Con el tiempo, la banda se convirtió en un pilar del rock nacional. Frente a las críticas, frente a los cambios de estilo, frente a la sequía creativa, Robe siempre buscó nuevos caminos: música progresiva, sinfónica, un libro, otros horizontes. Hasta que dejó Extremoduro en 2013, simplemente porque dejó de divertirse. No fue el dinero —con la banda habría ganado más— sino la necesidad de seguir estimulando su mente.
Encontró esa chispa de nuevo junto a músicos extremeños en su proyecto en solitario. Allí recuperó el trabajo en equipo -si es que alguna vez lo hubo conocido-, la libertad y el placer de crear sin prisa. De esa etapa nacieron algunas de sus obras más cuidadas, como Mayéutica, heredera directa de La ley innata. El tiempo pondrá a ambas, si no lo ha hecho ya, en lo más alto del rock nacional.
━━━━━━━━━━━━━━━━━━━━
_Tarea 1_
Según el texto sobre Robe y Extremoduro, ¿en qué año dejó Robe la banda?
_Tarea 2_
Resume en menos palabras el párrafo del texto sobre Robe y Extremoduro que empieza con "Encontró esa chispa de nuevo", sin perder sus datos principales.
_Tarea 3_
Sigue escribiendo el texto sobre Robe y Extremoduro a partir de donde termina.

[Registros de datos]
━━━━━━━━━━━━━━━━━━━━
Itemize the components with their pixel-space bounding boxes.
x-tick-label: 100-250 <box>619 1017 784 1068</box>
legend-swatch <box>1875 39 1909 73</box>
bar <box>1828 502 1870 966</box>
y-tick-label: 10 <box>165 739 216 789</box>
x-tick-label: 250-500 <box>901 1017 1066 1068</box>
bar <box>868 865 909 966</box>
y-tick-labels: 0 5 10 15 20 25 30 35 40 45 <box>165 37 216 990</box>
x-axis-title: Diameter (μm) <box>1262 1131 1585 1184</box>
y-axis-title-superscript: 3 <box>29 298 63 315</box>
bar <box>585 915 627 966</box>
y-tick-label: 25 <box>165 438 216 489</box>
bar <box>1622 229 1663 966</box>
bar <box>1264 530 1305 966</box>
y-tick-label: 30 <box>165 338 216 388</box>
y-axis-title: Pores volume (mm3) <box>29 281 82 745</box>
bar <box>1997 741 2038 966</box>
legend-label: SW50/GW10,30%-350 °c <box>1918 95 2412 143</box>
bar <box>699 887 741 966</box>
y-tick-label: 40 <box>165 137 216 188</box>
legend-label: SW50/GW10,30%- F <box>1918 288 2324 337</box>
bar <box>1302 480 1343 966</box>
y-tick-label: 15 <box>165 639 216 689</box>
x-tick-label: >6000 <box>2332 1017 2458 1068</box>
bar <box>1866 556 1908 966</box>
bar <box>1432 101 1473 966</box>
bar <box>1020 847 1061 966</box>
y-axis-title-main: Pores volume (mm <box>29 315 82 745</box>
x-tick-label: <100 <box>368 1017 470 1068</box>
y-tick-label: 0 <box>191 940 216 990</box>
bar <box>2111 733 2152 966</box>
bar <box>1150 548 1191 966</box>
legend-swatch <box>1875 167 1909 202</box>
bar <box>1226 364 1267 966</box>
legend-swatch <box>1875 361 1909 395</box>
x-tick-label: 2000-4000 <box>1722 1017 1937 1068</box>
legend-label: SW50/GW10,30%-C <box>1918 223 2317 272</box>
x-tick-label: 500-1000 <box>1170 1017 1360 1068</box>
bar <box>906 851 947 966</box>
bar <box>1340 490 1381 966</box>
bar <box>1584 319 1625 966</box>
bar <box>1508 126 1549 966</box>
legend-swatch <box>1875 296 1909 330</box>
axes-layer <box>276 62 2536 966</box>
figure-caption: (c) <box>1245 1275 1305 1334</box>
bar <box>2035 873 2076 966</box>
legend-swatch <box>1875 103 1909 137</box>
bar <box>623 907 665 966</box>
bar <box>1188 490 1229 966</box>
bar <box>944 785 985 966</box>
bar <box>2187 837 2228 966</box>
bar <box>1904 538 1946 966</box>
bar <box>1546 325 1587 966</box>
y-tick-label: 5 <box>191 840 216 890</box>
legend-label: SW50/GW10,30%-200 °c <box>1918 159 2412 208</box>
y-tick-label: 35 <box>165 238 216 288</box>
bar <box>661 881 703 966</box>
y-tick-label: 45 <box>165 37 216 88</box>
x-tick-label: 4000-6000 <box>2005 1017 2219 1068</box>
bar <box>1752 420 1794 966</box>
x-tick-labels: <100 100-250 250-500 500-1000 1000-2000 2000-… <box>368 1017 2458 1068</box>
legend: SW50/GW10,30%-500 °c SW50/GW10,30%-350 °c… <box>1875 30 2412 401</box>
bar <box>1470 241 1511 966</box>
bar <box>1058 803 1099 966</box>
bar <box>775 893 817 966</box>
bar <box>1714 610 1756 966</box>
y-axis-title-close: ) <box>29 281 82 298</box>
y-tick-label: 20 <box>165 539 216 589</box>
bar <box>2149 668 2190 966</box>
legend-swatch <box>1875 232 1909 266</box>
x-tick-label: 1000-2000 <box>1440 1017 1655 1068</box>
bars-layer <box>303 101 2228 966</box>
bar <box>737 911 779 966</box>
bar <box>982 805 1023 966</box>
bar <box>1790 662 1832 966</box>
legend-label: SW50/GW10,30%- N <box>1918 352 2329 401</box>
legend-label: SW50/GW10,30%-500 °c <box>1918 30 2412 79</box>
━━━━━━━━━━━━━━━━━━━━
_Tu respuesta 1_
En 2013.

_Tu respuesta 2_
En su proyecto en solitario, junto a músicos extremeños, Robe volvió a encontrar la chispa: trabajo en equipo, libertad y gusto por crear sin prisa. De esa etapa salieron algunas de sus obras más cuidadas, como Mayéutica, heredera directa de La ley innata, y el tiempo pondrá a ambas, si no lo ha hecho ya, en lo más alto del rock nacional.

_Tu respuesta 3_
Tras la pandemia, su energía parecía infinita: tres giras, dos discos, planes sin descanso. Hasta que la enfermedad se cruzó en su camino, en plena gira. Aun debilitado, siguió adelante, testarudo como siempre, empeñado en cumplir cada fecha comprometida. Lo hizo hasta que un tromboembolismo pulmonar lo obligó a cancelar los dos últimos conciertos de Madrid, en noviembre de 2024, y a centrarse en su recuperación. Aquella renuncia fue, en vida, su gran espina: no poder subirse al Wizink para esos dos conciertos que intuía que podían ser los últimos de su vida.
Su última aparición pública, en mayo de 2025, ofreció una imagen de esperanza. Buena cara, palabras firmes. Pero en los meses siguientes su salud se deterioró hasta el desenlace final. En ese tránsito, los proyectos y las ideas no dejaban de manar en su cabeza, lo que hacía que la despedida fuera aún más cruel.
Hoy, muchos lo sitúan sin discusión en el escalafón de los genios: junto a Camarón o Paco de Lucía. No por exageración, sino porque su obra —fecunda, valiente, siempre en movimiento— lo dice todo. Robe no se repetía: se desafiaba. Ese afán, casi infantil y casi sagrado, fue la gasolina de toda su carrera.
Se marcha el hombre, pero quedan las canciones. Queda el espíritu que gritaba que la mejor canción siempre era la última… Y el puñetero, casi siempre, tenía razón. Y queda, sobre todo, la sensación de que Roberto Iniesta no muere: se queda vibrando, como una nota que no termina de apagarse mientras alguien, en algún lugar, vuelve a darle al play.